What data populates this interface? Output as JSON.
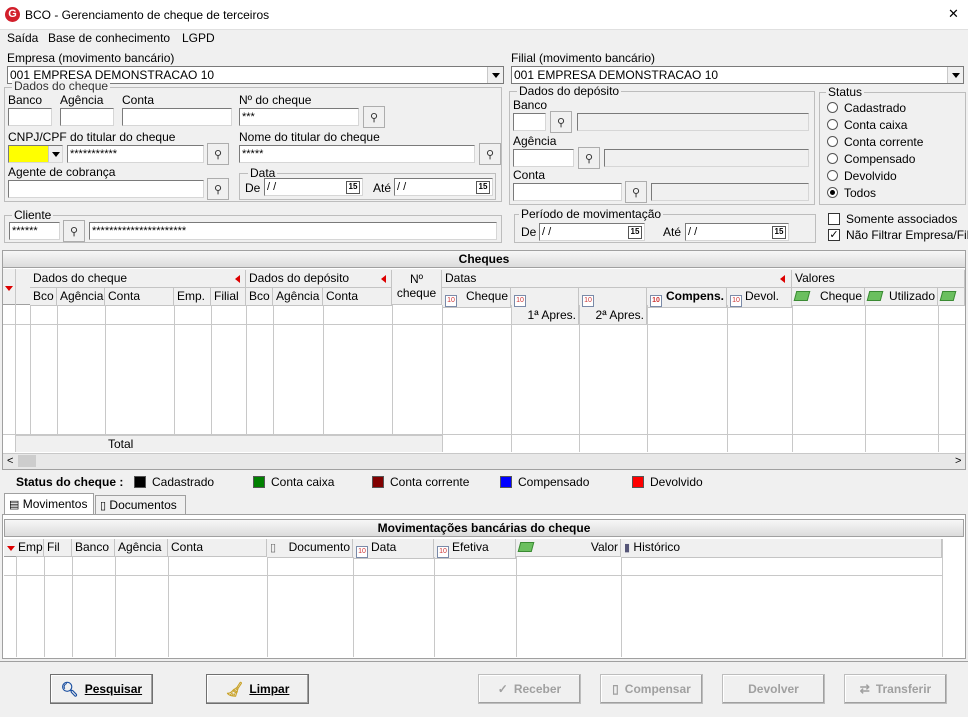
{
  "window": {
    "title": "BCO - Gerenciamento de cheque de terceiros",
    "close": "✕"
  },
  "menu": [
    "Saída",
    "Base de conhecimento",
    "LGPD"
  ],
  "empresa": {
    "label": "Empresa (movimento bancário)",
    "value": "001 EMPRESA DEMONSTRACAO 10"
  },
  "filial": {
    "label": "Filial (movimento bancário)",
    "value": "001 EMPRESA DEMONSTRACAO 10"
  },
  "dados_cheque": {
    "title": "Dados do cheque",
    "banco": "Banco",
    "agencia": "Agência",
    "conta": "Conta",
    "numero": "Nº do cheque",
    "numero_value": "***",
    "cnpj": "CNPJ/CPF do titular do cheque",
    "cnpj_value": "***********",
    "nome": "Nome do titular do cheque",
    "nome_value": "*****",
    "agente": "Agente de cobrança",
    "data": "Data",
    "de": "De",
    "ate": "Até",
    "date_placeholder": " /  /"
  },
  "dados_deposito": {
    "title": "Dados do depósito",
    "banco": "Banco",
    "agencia": "Agência",
    "conta": "Conta"
  },
  "status": {
    "title": "Status",
    "options": [
      "Cadastrado",
      "Conta caixa",
      "Conta corrente",
      "Compensado",
      "Devolvido",
      "Todos"
    ],
    "selected": "Todos"
  },
  "cliente": {
    "label": "Cliente",
    "code": "******",
    "name": "**********************"
  },
  "periodo": {
    "title": "Período de movimentação",
    "de": "De",
    "ate": "Até",
    "date_placeholder": " /  /"
  },
  "checks": {
    "somente": "Somente associados",
    "nao_filtrar": "Não Filtrar Empresa/Filial",
    "nao_filtrar_checked": true
  },
  "cheques_grid": {
    "title": "Cheques",
    "group_dados_cheque": "Dados do cheque",
    "group_dados_deposito": "Dados do depósito",
    "group_n_cheque": "Nº cheque",
    "group_datas": "Datas",
    "group_valores": "Valores",
    "cols_cheque": [
      "Bco",
      "Agência",
      "Conta",
      "Emp.",
      "Filial"
    ],
    "cols_deposito": [
      "Bco",
      "Agência",
      "Conta"
    ],
    "cols_datas": [
      "Cheque",
      "1ª Apres.",
      "2ª Apres.",
      "Compens.",
      "Devol."
    ],
    "cols_valores": [
      "Cheque",
      "Utilizado"
    ],
    "total": "Total"
  },
  "legend": {
    "label": "Status do cheque :",
    "items": [
      {
        "name": "Cadastrado",
        "color": "#000000"
      },
      {
        "name": "Conta caixa",
        "color": "#008000"
      },
      {
        "name": "Conta corrente",
        "color": "#800000"
      },
      {
        "name": "Compensado",
        "color": "#0000ff"
      },
      {
        "name": "Devolvido",
        "color": "#ff0000"
      }
    ]
  },
  "tabs": [
    "Movimentos",
    "Documentos"
  ],
  "mov_grid": {
    "title": "Movimentações bancárias do cheque",
    "cols": [
      "Emp",
      "Fil",
      "Banco",
      "Agência",
      "Conta",
      "Documento",
      "Data",
      "Efetiva",
      "Valor",
      "Histórico"
    ]
  },
  "buttons": {
    "pesquisar": "Pesquisar",
    "limpar": "Limpar",
    "receber": "Receber",
    "compensar": "Compensar",
    "devolver": "Devolver",
    "transferir": "Transferir"
  }
}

-=-=-

### THE EXERCISE
Omit the pictures, then quote the rest of the material above exactly.

### ANSWER TO THE PROBLEM
What data populates this interface? Output as JSON.
{
  "window": {
    "title": "BCO - Gerenciamento de cheque de terceiros",
    "close": "✕"
  },
  "menu": [
    "Saída",
    "Base de conhecimento",
    "LGPD"
  ],
  "empresa": {
    "label": "Empresa (movimento bancário)",
    "value": "001 EMPRESA DEMONSTRACAO 10"
  },
  "filial": {
    "label": "Filial (movimento bancário)",
    "value": "001 EMPRESA DEMONSTRACAO 10"
  },
  "dados_cheque": {
    "title": "Dados do cheque",
    "banco": "Banco",
    "agencia": "Agência",
    "conta": "Conta",
    "numero": "Nº do cheque",
    "numero_value": "***",
    "cnpj": "CNPJ/CPF do titular do cheque",
    "cnpj_value": "***********",
    "nome": "Nome do titular do cheque",
    "nome_value": "*****",
    "agente": "Agente de cobrança",
    "data": "Data",
    "de": "De",
    "ate": "Até",
    "date_placeholder": " /  /"
  },
  "dados_deposito": {
    "title": "Dados do depósito",
    "banco": "Banco",
    "agencia": "Agência",
    "conta": "Conta"
  },
  "status": {
    "title": "Status",
    "options": [
      "Cadastrado",
      "Conta caixa",
      "Conta corrente",
      "Compensado",
      "Devolvido",
      "Todos"
    ],
    "selected": "Todos"
  },
  "cliente": {
    "label": "Cliente",
    "code": "******",
    "name": "**********************"
  },
  "periodo": {
    "title": "Período de movimentação",
    "de": "De",
    "ate": "Até",
    "date_placeholder": " /  /"
  },
  "checks": {
    "somente": "Somente associados",
    "nao_filtrar": "Não Filtrar Empresa/Filial",
    "nao_filtrar_checked": true
  },
  "cheques_grid": {
    "title": "Cheques",
    "group_dados_cheque": "Dados do cheque",
    "group_dados_deposito": "Dados do depósito",
    "group_n_cheque": "Nº cheque",
    "group_datas": "Datas",
    "group_valores": "Valores",
    "cols_cheque": [
      "Bco",
      "Agência",
      "Conta",
      "Emp.",
      "Filial"
    ],
    "cols_deposito": [
      "Bco",
      "Agência",
      "Conta"
    ],
    "cols_datas": [
      "Cheque",
      "1ª Apres.",
      "2ª Apres.",
      "Compens.",
      "Devol."
    ],
    "cols_valores": [
      "Cheque",
      "Utilizado"
    ],
    "total": "Total"
  },
  "legend": {
    "label": "Status do cheque :",
    "items": [
      {
        "name": "Cadastrado",
        "color": "#000000"
      },
      {
        "name": "Conta caixa",
        "color": "#008000"
      },
      {
        "name": "Conta corrente",
        "color": "#800000"
      },
      {
        "name": "Compensado",
        "color": "#0000ff"
      },
      {
        "name": "Devolvido",
        "color": "#ff0000"
      }
    ]
  },
  "tabs": [
    "Movimentos",
    "Documentos"
  ],
  "mov_grid": {
    "title": "Movimentações bancárias do cheque",
    "cols": [
      "Emp",
      "Fil",
      "Banco",
      "Agência",
      "Conta",
      "Documento",
      "Data",
      "Efetiva",
      "Valor",
      "Histórico"
    ]
  },
  "buttons": {
    "pesquisar": "Pesquisar",
    "limpar": "Limpar",
    "receber": "Receber",
    "compensar": "Compensar",
    "devolver": "Devolver",
    "transferir": "Transferir"
  }
}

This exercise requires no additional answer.